- _文書抜粋_
ストレスを負荷だと感じないような人でありたい
ーー変身願望があるんですね。
「ないですか? たとえばライターさんなら、よりよい文章をもっと書けるライターになりたい、とか。僕なら、もっとよりよい表現をしていきたい……と思うこともひとつの変身願望だと思うんです。変われるもんなら、日々変わりたいです」
ーーどう変わりたいのでしょう。
「もっと心が広くなりたいとか、そういうことですよね。こんなことでいちいちイライラしたくないとか、もっと人を許せるようになりたいとか。生きていて、仕事をして人と関わると、必ずいろんなストレスに直面するわけですよね」
ーーそうですね。常に負荷がかかっています。

コレクションに保存された項目
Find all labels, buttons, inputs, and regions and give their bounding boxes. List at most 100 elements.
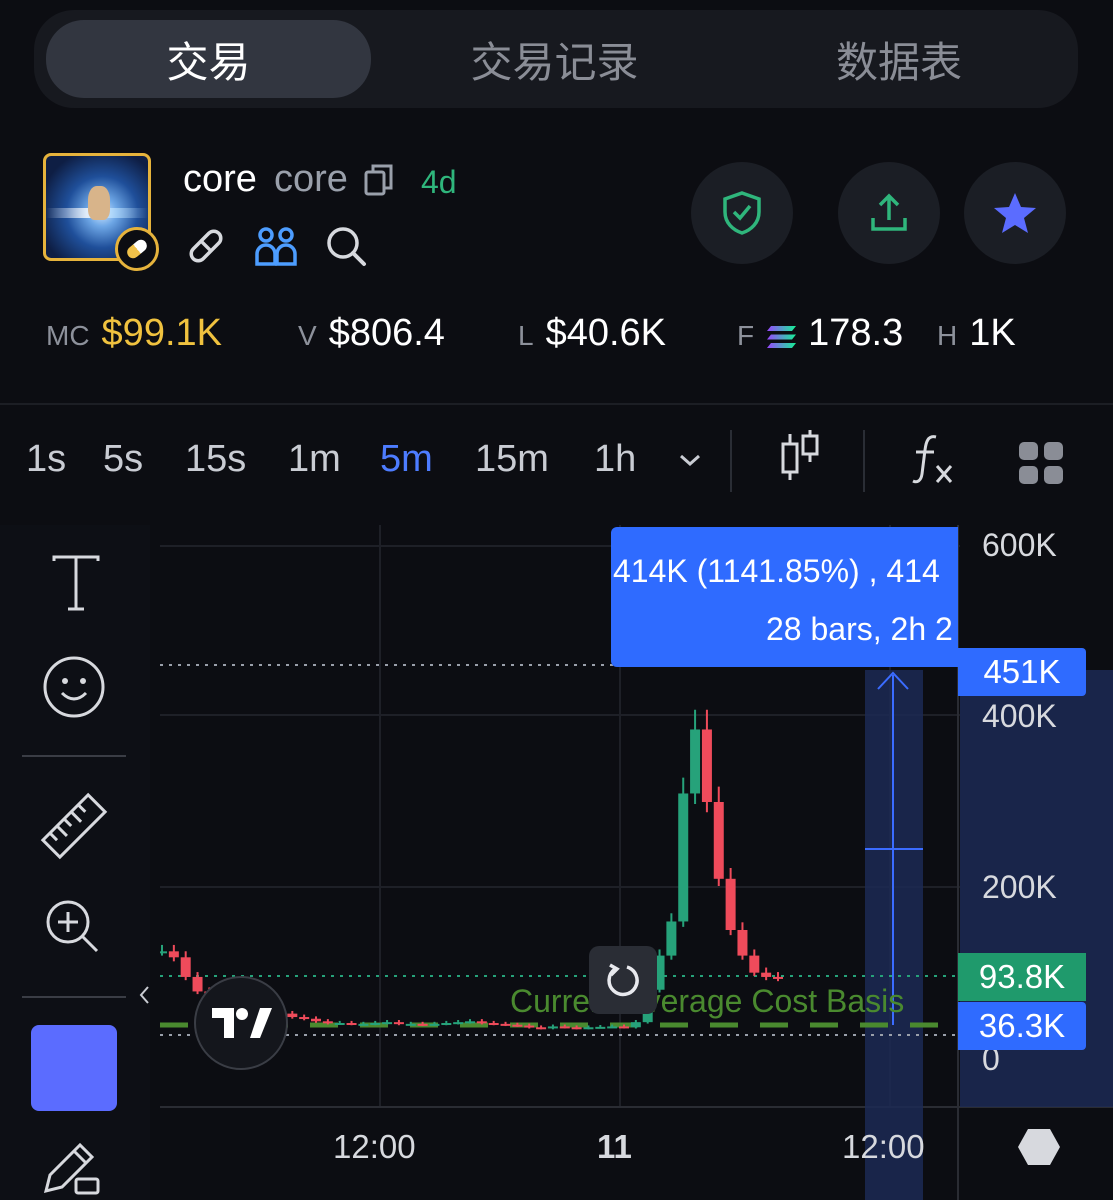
color-swatch[interactable] (31, 1025, 117, 1111)
settings-hexagon-icon[interactable] (1016, 1127, 1062, 1167)
pencil-lock-icon[interactable] (40, 1135, 104, 1195)
candle-body (690, 729, 701, 794)
candlestick-type-icon[interactable] (778, 428, 822, 484)
indicators-fx-icon[interactable] (910, 432, 956, 486)
candle-body (334, 1023, 345, 1026)
measure-price-change: 414K (1141.85%) , 414 (613, 553, 940, 589)
candle-body (666, 921, 677, 956)
toolbar-divider (730, 430, 732, 492)
measure-bars-time: 28 bars, 2h 2 (766, 611, 953, 647)
layout-grid-icon[interactable] (1017, 440, 1065, 486)
share-icon (871, 193, 907, 231)
candle-body (322, 1021, 333, 1024)
x-tick-1200-b: 12:00 (842, 1128, 925, 1165)
stat-fees: F 178.3 (737, 312, 903, 362)
candle-body (678, 793, 689, 922)
candle-body (595, 1026, 606, 1029)
candle-body (417, 1023, 428, 1026)
tradingview-logo[interactable] (194, 976, 288, 1070)
candle-body (488, 1023, 499, 1026)
f-label: F (737, 320, 755, 351)
candle-body (157, 951, 167, 954)
copy-icon[interactable] (364, 163, 394, 197)
shield-check-icon (723, 191, 761, 235)
toolbar-separator (22, 755, 126, 757)
link-icon[interactable] (184, 224, 228, 268)
y-tick-600k: 600K (982, 527, 1057, 563)
holders-icon[interactable] (254, 224, 298, 268)
toolbar-separator (22, 996, 126, 998)
candle-body (583, 1027, 594, 1030)
interval-15m[interactable]: 15m (475, 438, 549, 481)
stat-market-cap: MC $99.1K (46, 312, 222, 362)
star-icon (994, 193, 1036, 233)
candle-body (180, 957, 191, 977)
candle-body (571, 1027, 582, 1030)
candle-body (524, 1025, 535, 1028)
collapse-toolbar-icon[interactable] (137, 984, 151, 1006)
toolbar-divider (863, 430, 865, 492)
mc-label: MC (46, 320, 90, 351)
candle-body (547, 1026, 558, 1029)
stat-liquidity: L $40.6K (518, 312, 666, 362)
tab-trade-history[interactable]: 交易记录 (382, 20, 727, 98)
candle-body (737, 930, 748, 956)
candle-body (393, 1022, 404, 1025)
interval-1s[interactable]: 1s (26, 438, 66, 481)
search-icon[interactable] (324, 224, 368, 268)
candle-body (559, 1026, 570, 1029)
interval-5m[interactable]: 5m (380, 438, 433, 481)
candle-body (536, 1027, 547, 1030)
candle-body (441, 1023, 452, 1026)
candle-body (619, 1026, 629, 1029)
candle-body (465, 1021, 475, 1024)
measure-tooltip: 414K (1141.85%) , 414 28 bars, 2h 2 (611, 527, 958, 667)
candle-body (725, 878, 736, 930)
security-check-button[interactable] (691, 162, 793, 264)
tradingview-logo-icon (212, 1008, 272, 1038)
candle-body (168, 951, 179, 958)
section-divider (0, 403, 1113, 405)
interval-1h[interactable]: 1h (594, 438, 636, 481)
text-tool-icon[interactable] (50, 555, 102, 611)
candle-body (192, 976, 203, 992)
interval-1m[interactable]: 1m (288, 438, 341, 481)
candle-body (429, 1023, 440, 1026)
stat-holders: H 1K (937, 312, 1016, 362)
v-label: V (298, 320, 317, 351)
cost-price-tag: 36.3K (958, 1002, 1086, 1050)
candle-body (713, 802, 724, 879)
interval-5s[interactable]: 5s (103, 438, 143, 481)
reset-icon (607, 963, 639, 997)
candle-body (761, 972, 772, 977)
token-name: core (183, 158, 257, 200)
cost-basis-label: Current Average Cost Basis (510, 983, 905, 1019)
candle-body (701, 729, 712, 802)
solana-icon (767, 326, 797, 348)
candle-body (607, 1026, 618, 1029)
emoji-tool-icon[interactable] (42, 655, 106, 719)
candle-body (346, 1023, 357, 1026)
y-tick-400k: 400K (982, 698, 1057, 734)
interval-15s[interactable]: 15s (185, 438, 246, 481)
tab-trade[interactable]: 交易 (46, 20, 371, 98)
candle-body (749, 955, 760, 973)
price-chart[interactable]: Current Average Cost Basis 414K (1141.85… (157, 525, 1113, 1200)
candle-body (287, 1013, 298, 1018)
l-value: $40.6K (545, 312, 667, 354)
high-price-tag: 451K (958, 648, 1086, 696)
token-symbol: core (274, 158, 348, 200)
x-tick-day-11: 11 (597, 1128, 632, 1165)
chevron-down-icon[interactable] (676, 450, 704, 470)
ruler-tool-icon[interactable] (38, 790, 110, 862)
favorite-button[interactable] (964, 162, 1066, 264)
zoom-in-icon[interactable] (44, 898, 100, 954)
share-button[interactable] (838, 162, 940, 264)
tab-data-table[interactable]: 数据表 (734, 20, 1064, 98)
v-value: $806.4 (328, 312, 445, 354)
reset-chart-button[interactable] (589, 946, 657, 1014)
trade-tab-bar: 交易 交易记录 数据表 (34, 10, 1078, 108)
candle-body (773, 976, 783, 979)
h-label: H (937, 320, 958, 351)
candle-body (370, 1023, 381, 1026)
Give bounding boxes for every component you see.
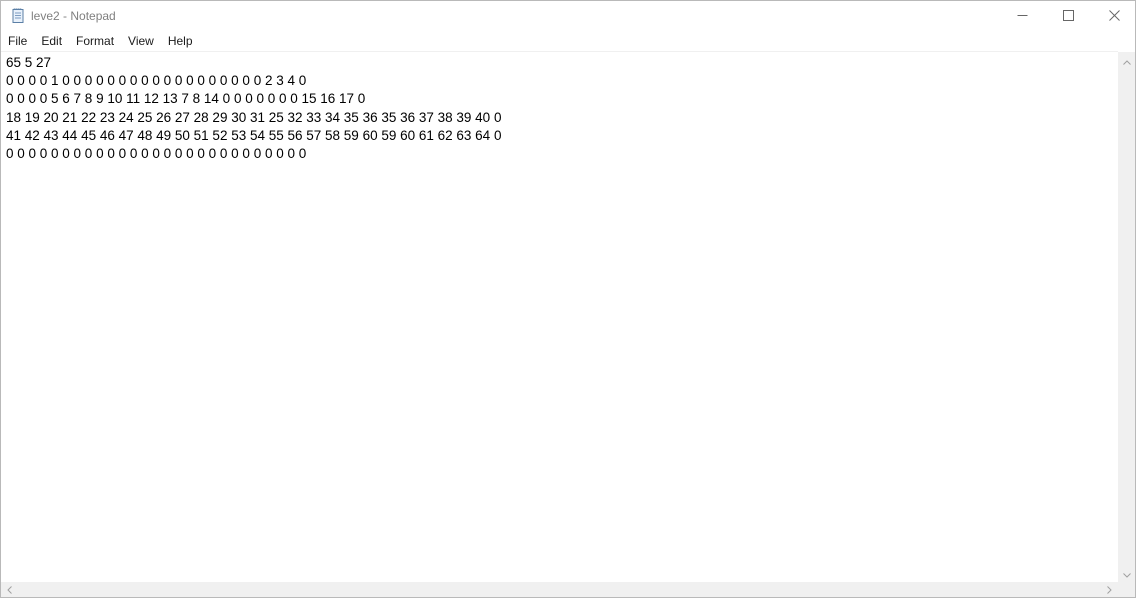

- _取り組む課題_
文書抜粋のうち「ストレスを負荷だと感じないような人でありたい」で始まり「ーーどう変わりたいのでしょう。」まで続く部分を、「変身願望」を「変化への願望」に更新して書き直してください。 エントリーは文書抜粋とは別個の資料です。

- _記述回答_
ストレスを負荷だと感じないような人でありたい
ーー変化への願望があるんですね。
「ないですか? たとえばライターさんなら、よりよい文章をもっと書けるライターになりたい、とか。僕なら、もっとよりよい表現をしていきたい……と思うこともひとつの変化への願望だと思うんです。変われるもんなら、日々変わりたいです」
ーーどう変わりたいのでしょう。